[Extracted records]
-------------------------

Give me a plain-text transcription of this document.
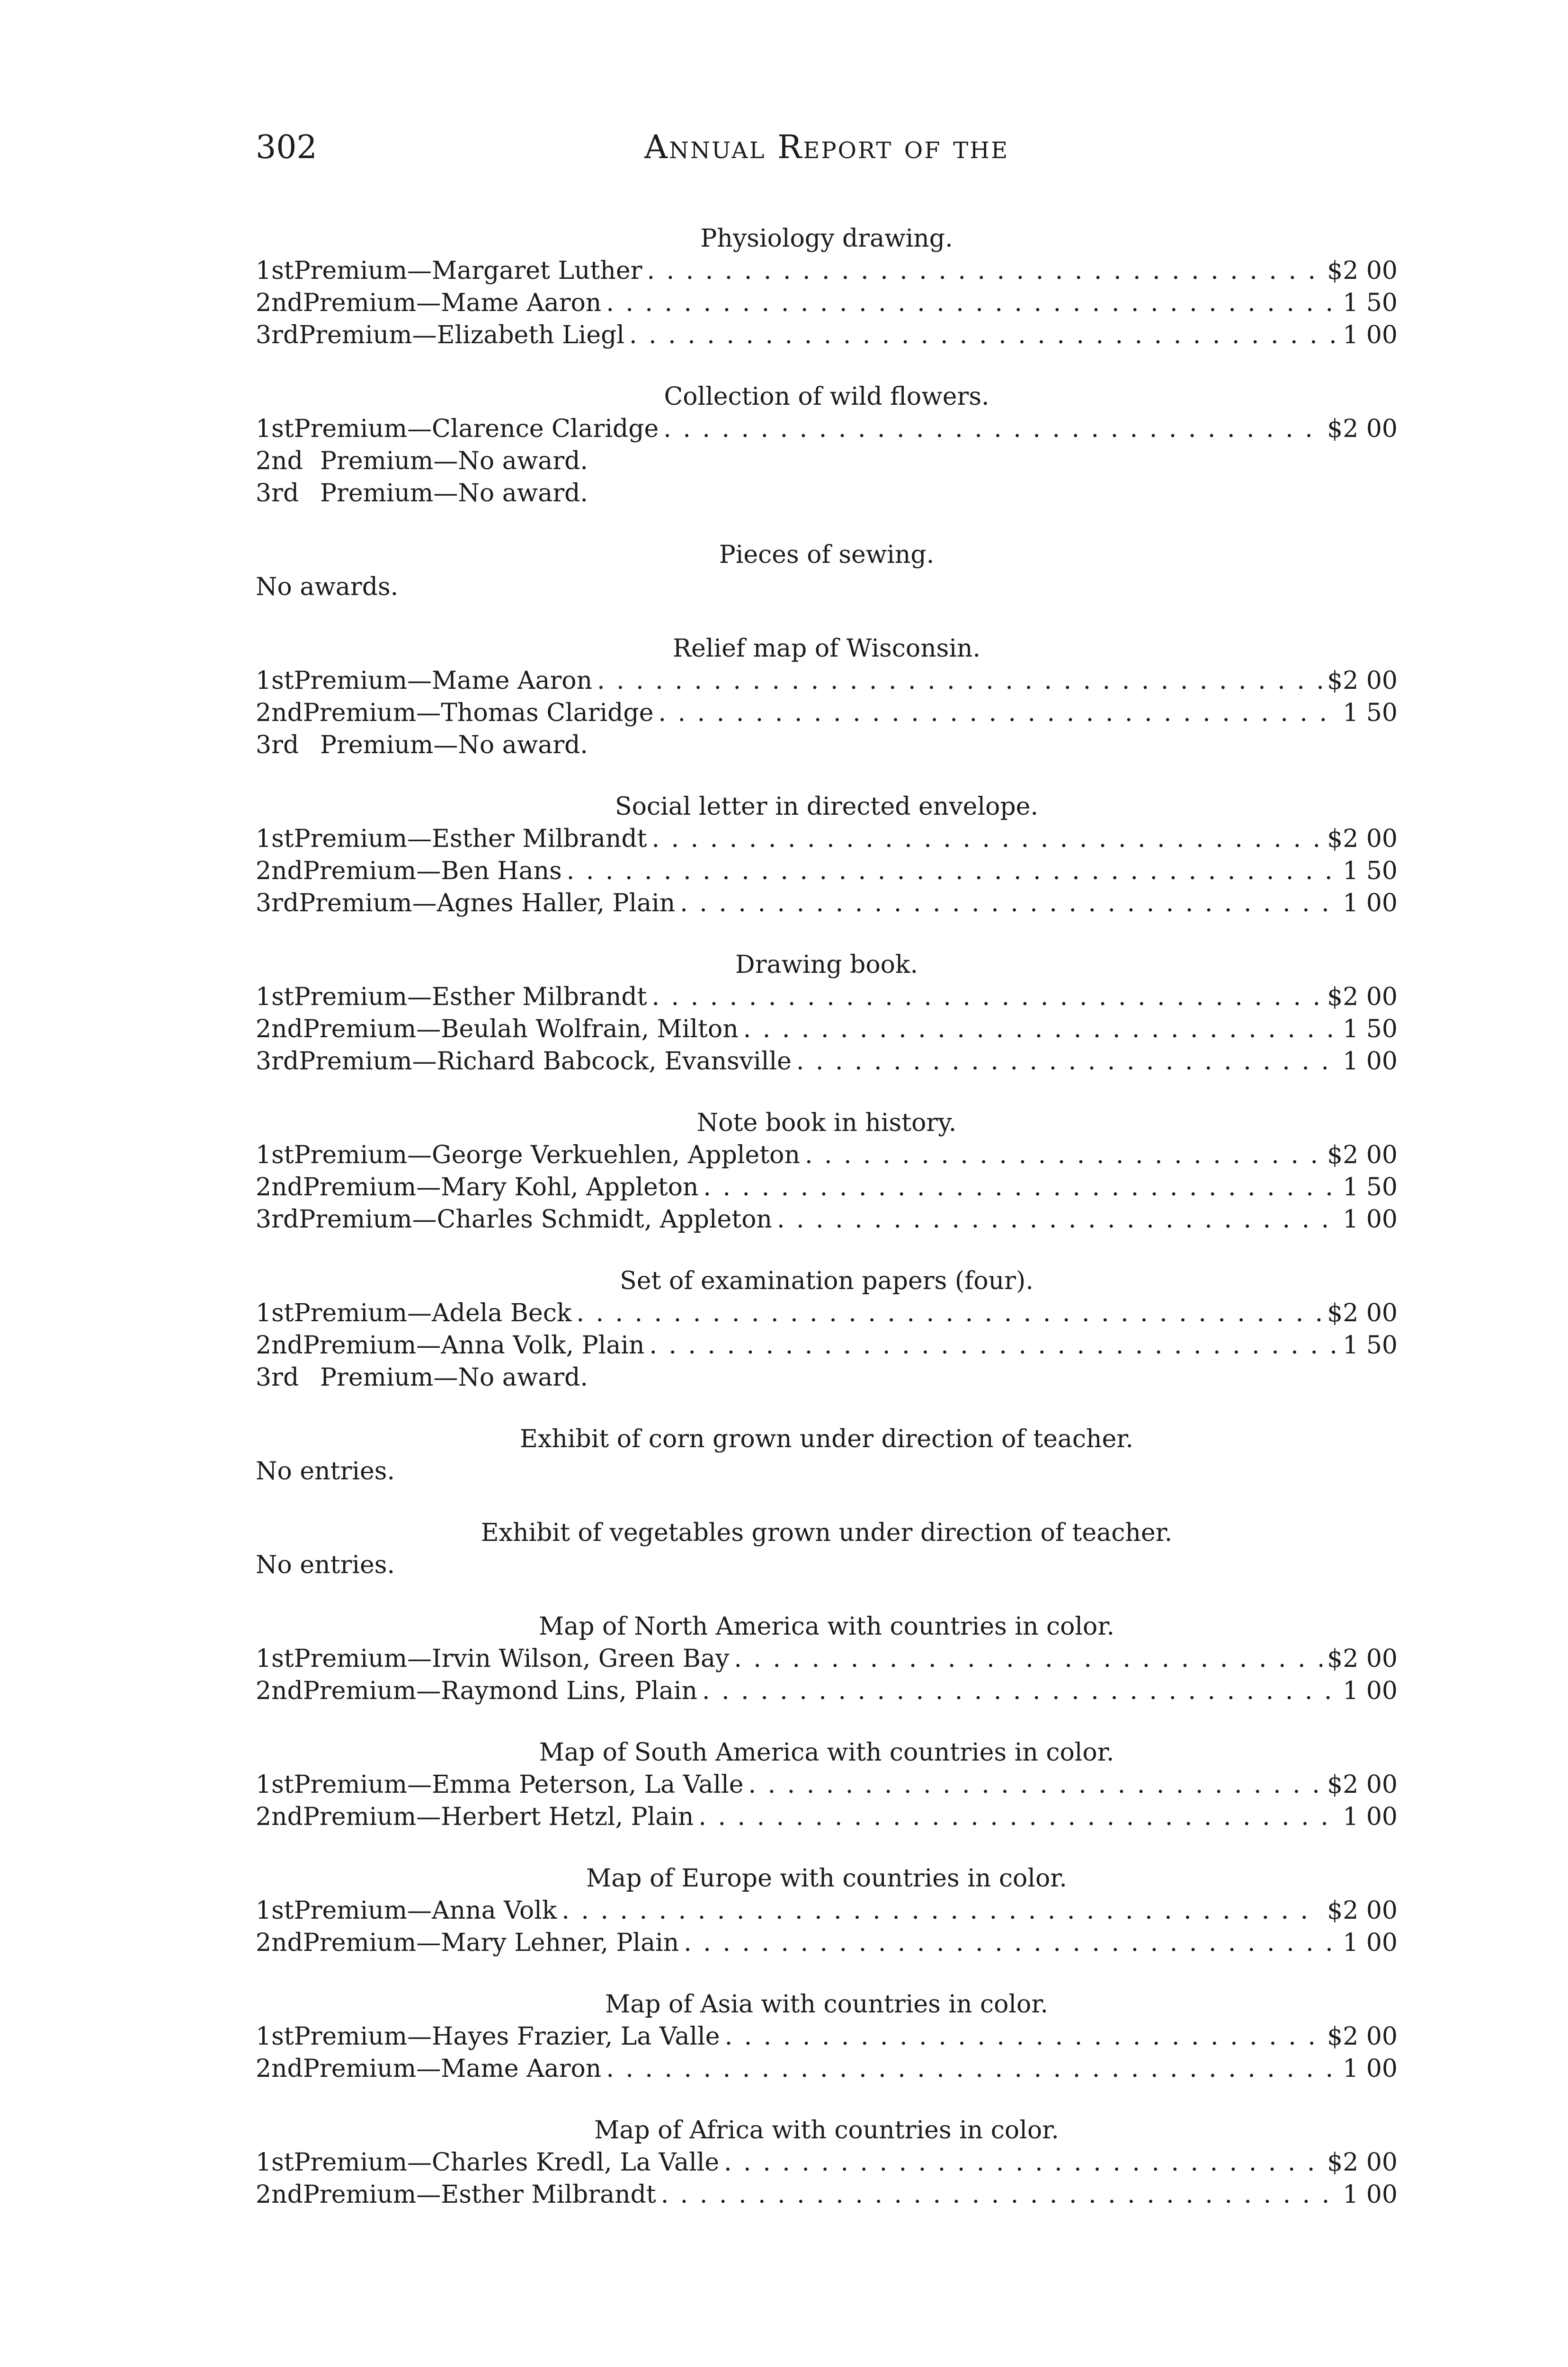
302	Annual Report of the
Physiology drawing.
1st Premium—Margaret Luther . . .	$2 00
2nd Premium—Mame Aaron . . .	1 50
3rd Premium—Elizabeth Liegl . . .	1 00
Collection of wild flowers.
1st Premium—Clarence Claridge . . .	$2 00
2nd Premium—No award.
3rd Premium—No award.
Pieces of sewing.
No awards.
Relief map of Wisconsin.
1st Premium—Mame Aaron . . .	$2 00
2nd Premium—Thomas Claridge . . .	1 50
3rd Premium—No award.
Social letter in directed envelope.
1st Premium—Esther Milbrandt . . .	$2 00
2nd Premium—Ben Hans . . .	1 50
3rd Premium—Agnes Haller, Plain . . .	1 00
Drawing book.
1st Premium—Esther Milbrandt . . .	$2 00
2nd Premium—Beulah Wolfrain, Milton . . .	1 50
3rd Premium—Richard Babcock, Evansville . . .	1 00
Note book in history.
1st Premium—George Verkuehlen, Appleton . . .	$2 00
2nd Premium—Mary Kohl, Appleton . . .	1 50
3rd Premium—Charles Schmidt, Appleton . . .	1 00
Set of examination papers (four).
1st Premium—Adela Beck . . .	$2 00
2nd Premium—Anna Volk, Plain . . .	1 50
3rd Premium—No award.
Exhibit of corn grown under direction of teacher.
No entries.
Exhibit of vegetables grown under direction of teacher.
No entries.
Map of North America with countries in color.
1st Premium—Irvin Wilson, Green Bay . . .	$2 00
2nd Premium—Raymond Lins, Plain . . .	1 00
Map of South America with countries in color.
1st Premium—Emma Peterson, La Valle . . .	$2 00
2nd Premium—Herbert Hetzl, Plain . . .	1 00
Map of Europe with countries in color.
1st Premium—Anna Volk . . .	$2 00
2nd Premium—Mary Lehner, Plain . . .	1 00
Map of Asia with countries in color.
1st Premium—Hayes Frazier, La Valle . . .	$2 00
2nd Premium—Mame Aaron . . .	1 00
Map of Africa with countries in color.
1st Premium—Charles Kredl, La Valle . . .	$2 00
2nd Premium—Esther Milbrandt . . .	1 00
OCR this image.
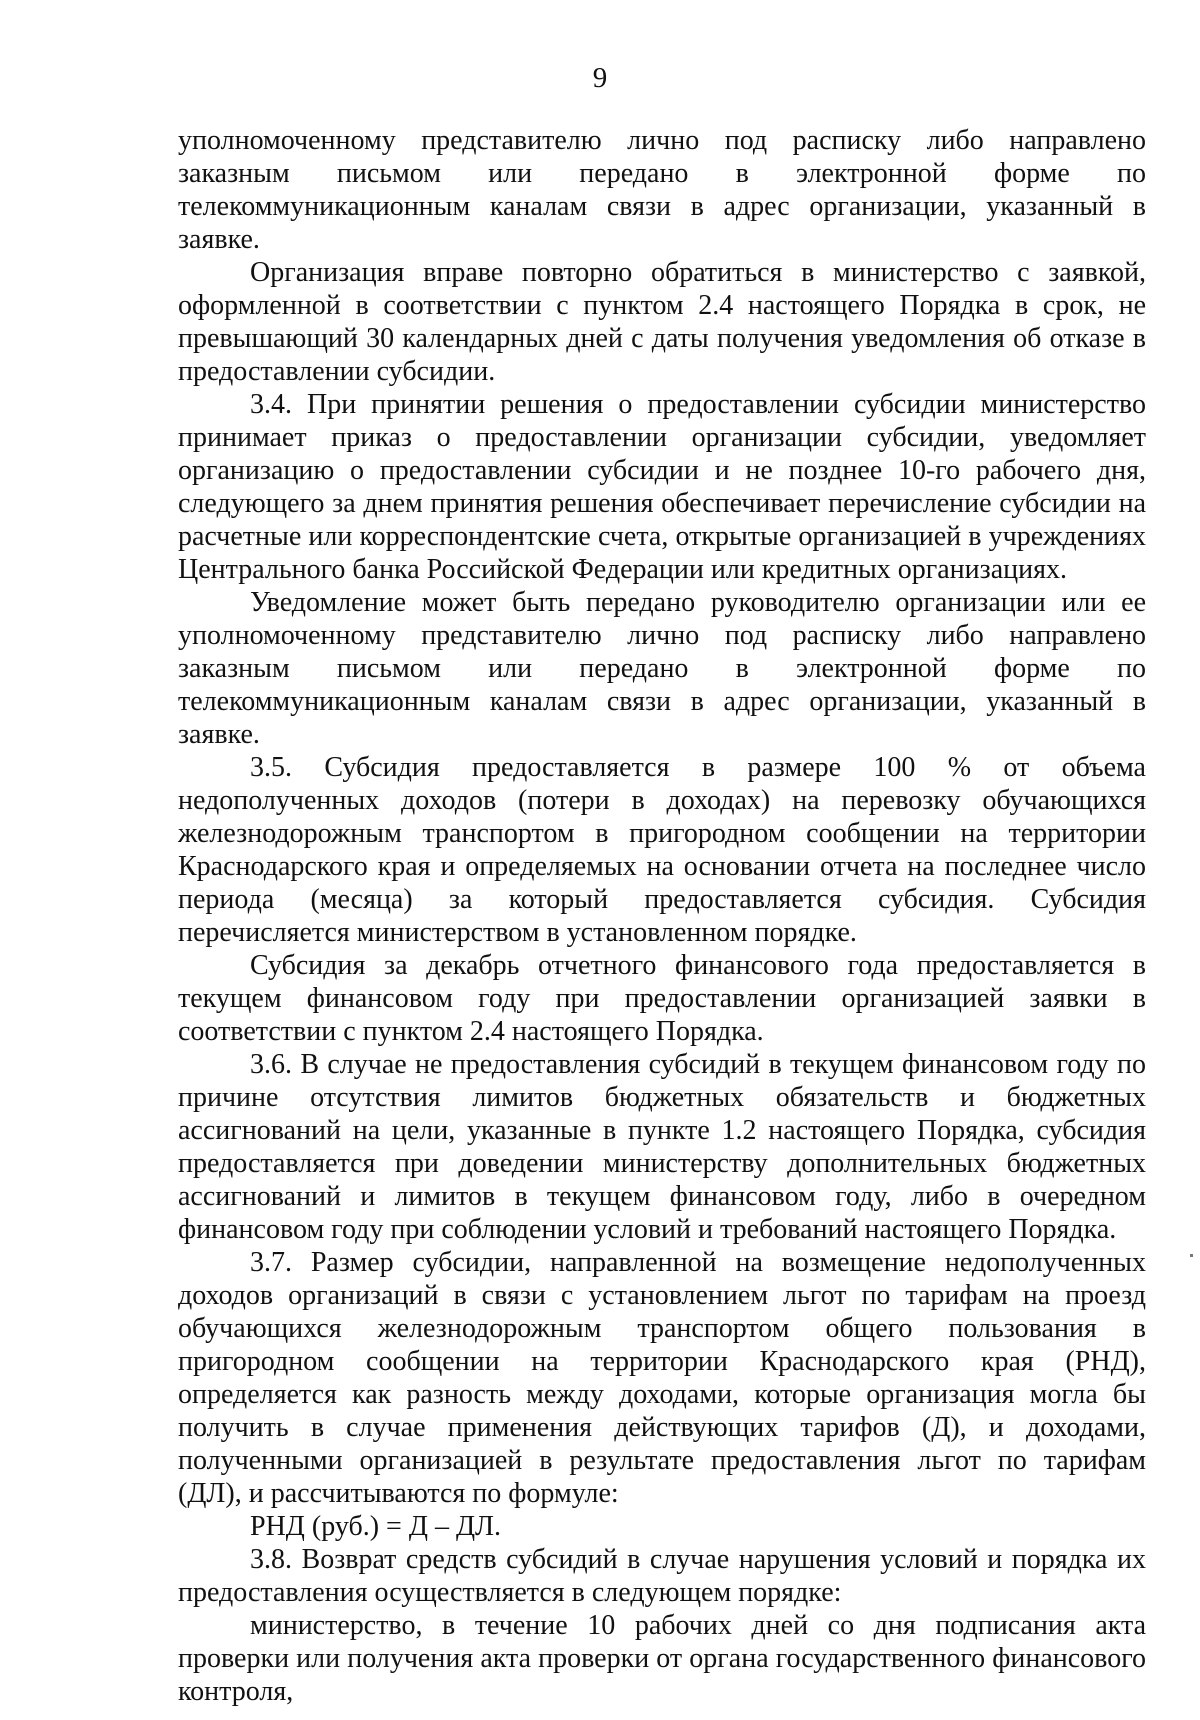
9

уполномоченному представителю лично под расписку либо направлено заказным письмом или передано в электронной форме по телекоммуникационным каналам связи в адрес организации, указанный в заявке.

Организация вправе повторно обратиться в министерство с заявкой, оформленной в соответствии с пунктом 2.4 настоящего Порядка в срок, не превышающий 30 календарных дней с даты получения уведомления об отказе в предоставлении субсидии.

3.4. При принятии решения о предоставлении субсидии министерство принимает приказ о предоставлении организации субсидии, уведомляет организацию о предоставлении субсидии и не позднее 10-го рабочего дня, следующего за днем принятия решения обеспечивает перечисление субсидии на расчетные или корреспондентские счета, открытые организацией в учреждениях Центрального банка Российской Федерации или кредитных организациях.

Уведомление может быть передано руководителю организации или ее уполномоченному представителю лично под расписку либо направлено заказным письмом или передано в электронной форме по телекоммуникационным каналам связи в адрес организации, указанный в заявке.

3.5. Субсидия предоставляется в размере 100 % от объема недополученных доходов (потери в доходах) на перевозку обучающихся железнодорожным транспортом в пригородном сообщении на территории Краснодарского края и определяемых на основании отчета на последнее число периода (месяца) за который предоставляется субсидия. Субсидия перечисляется министерством в установленном порядке.

Субсидия за декабрь отчетного финансового года предоставляется в текущем финансовом году при предоставлении организацией заявки в соответствии с пунктом 2.4 настоящего Порядка.

3.6. В случае не предоставления субсидий в текущем финансовом году по причине отсутствия лимитов бюджетных обязательств и бюджетных ассигнований на цели, указанные в пункте 1.2 настоящего Порядка, субсидия предоставляется при доведении министерству дополнительных бюджетных ассигнований и лимитов в текущем финансовом году, либо в очередном финансовом году при соблюдении условий и требований настоящего Порядка.

3.7. Размер субсидии, направленной на возмещение недополученных доходов организаций в связи с установлением льгот по тарифам на проезд обучающихся железнодорожным транспортом общего пользования в пригородном сообщении на территории Краснодарского края (РНД), определяется как разность между доходами, которые организация могла бы получить в случае применения действующих тарифов (Д), и доходами, полученными организацией в результате предоставления льгот по тарифам (ДЛ), и рассчитываются по формуле:

РНД (руб.) = Д – ДЛ.

3.8. Возврат средств субсидий в случае нарушения условий и порядка их предоставления осуществляется в следующем порядке:

министерство, в течение 10 рабочих дней со дня подписания акта проверки или получения акта проверки от органа государственного финансового контроля,
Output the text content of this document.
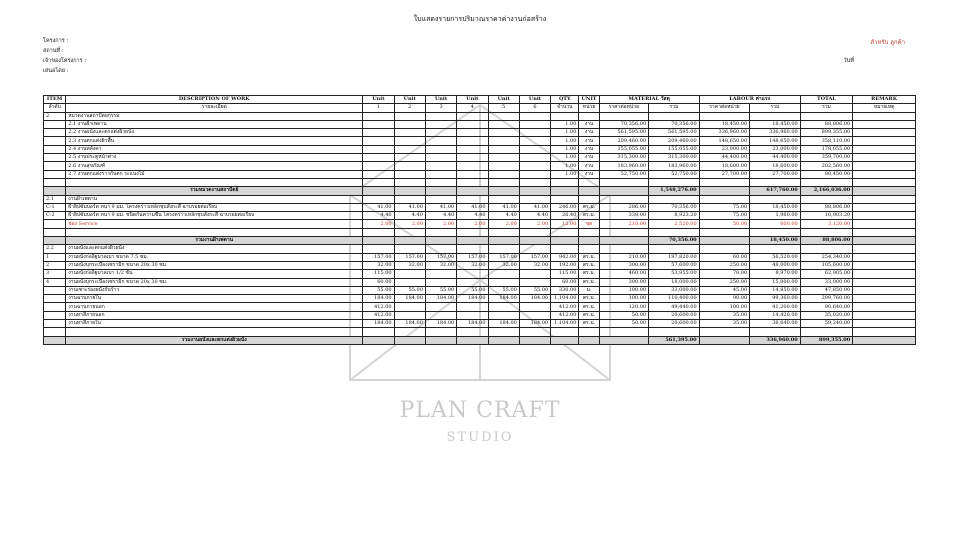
ใบแสดงรายการปริมาณราคาค่างานก่อสร้าง
โครงการ :
สถานที่ :
เจ้าของโครงการ :
เสนอโดย :
สำหรับ ลูกค้า
วันที่
ITEM	DESCRIPTION OF WORK	Unit	Unit	Unit	Unit	Unit	Unit	QTY	UNIT	MATERIAL วัสดุ		LABOUR ค่าแรง		TOTAL	REMARK
ลำดับ	รายละเอียด	1	2	3	4	5	6	จำนวน	หน่วย	ราคาต่อหน่วย	รวม	ราคาต่อหน่วย	รวม	รวม	หมายเหตุ
2	หมวดงานสถาปัตยกรรม														
	2.1 งานฝ้าเพดาน							1.00	งาน	70,356.00	70,356.00	18,450.00	18,450.00	88,806.00	
	2.2 งานผนังและตกแต่งผิวผนัง							1.00	งาน	561,595.00	561,595.00	336,960.00	336,960.00	899,355.00	
	2.3 งานตกแต่งผิวพื้น							1.00	งาน	209,460.00	209,460.00	148,650.00	148,650.00	358,110.00	
	2.4 งานหลังคา							1.00	งาน	155,055.00	155,055.00	23,000.00	23,000.00	178,055.00	
	2.5 งานประตูหน้าต่าง							1.00	งาน	315,300.00	315,300.00	44,400.00	44,400.00	359,700.00	
	2.6 งานสุขภัณฑ์							1.00	งาน	183,960.00	183,960.00	18,600.00	18,600.00	202,560.00	
	2.7 งานตกแต่งราวกันตก ระแนงไม้							1.00	งาน	52,750.00	52,750.00	27,700.00	27,700.00	80,450.00	

	รวมหมวดงานสถาปัตย์										1,548,276.00		617,760.00	2,166,036.00	
2.1	งานฝ้าเพดาน														
C-1	ฝ้ายิปซั่มบอร์ด หนา 9 มม. โครงคร่าวเหล็กชุบสังกะสี ฉาบรอยต่อเรียบ	41.00	41.00	41.00	41.00	41.00	41.00	246.00	ตร.ม.	286.00	70,356.00	75.00	18,450.00	88,806.00	
C-2	ฝ้ายิปซั่มบอร์ด หนา 9 มม. ชนิดกันความชื้น โครงคร่าวเหล็กชุบสังกะสี ฉาบรอยต่อเรียบ	4.40	4.40	4.40	4.40	4.40	4.40	26.40	ตร.ม.	338.00	8,923.20	75.00	1,980.00	10,903.20	
	ช่อง Service	2.00	2.00	2.00	2.00	2.00	2.00	12.00	ชุด	210.00	2,520.00	50.00	600.00	3,120.00	

	รวมงานฝ้าเพดาน										70,356.00		18,450.00	88,806.00	
2.2	งานผนังและตกแต่งผิวผนัง														
1	งานผนังก่ออิฐมวลเบา ขนาด 7.5 ซม.	157.00	157.00	157.00	157.00	157.00	157.00	942.00	ตร.ม.	210.00	197,820.00	60.00	56,520.00	254,340.00	
2	งานผนังบุกระเบื้องเซรามิก ขนาด 20x 30 ซม.	32.00	32.00	32.00	32.00	32.00	32.00	192.00	ตร.ม.	300.00	57,600.00	250.00	48,000.00	105,600.00	
3	งานผนังก่ออิฐมวลเบา 1/2 ชั้น	115.00						115.00	ตร.ม.	460.00	53,955.00	78.00	8,970.00	62,905.00	
4	งานผนังบุกระเบื้องเซรามิก ขนาด 20x 30 ซม.	60.00						60.00	ตร.ม.	300.00	18,000.00	250.00	15,000.00	33,000.00	
	งานเซาะร่องผนังกันร้าว	55.00	55.00	55.00	55.00	55.00	55.00	330.00	ม.	100.00	33,000.00	45.00	14,850.00	47,850.00	
	งานฉาบภายใน	184.00	184.00	184.00	184.00	184.00	184.00	1,104.00	ตร.ม.	100.00	110,400.00	90.00	99,360.00	209,760.00	
	งานฉาบภายนอก	412.00						412.00	ตร.ม.	120.00	49,440.00	100.00	41,200.00	90,640.00	
	งานทาสีภายนอก	412.00						412.00	ตร.ม.	50.00	20,600.00	35.00	14,420.00	35,020.00	
	งานทาสีภายใน	184.00	184.00	184.00	184.00	184.00	184.00	1,104.00	ตร.ม.	50.00	20,600.00	35.00	38,640.00	59,240.00	

	รวมงานผนังและตกแต่งผิวผนัง										561,395.00		336,960.00	899,355.00	
PLAN CRAFT
STUDIO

-------------------------

What you should do:
Say how many lines of the material contain the word "มบอร", with no other text.

Final result:
2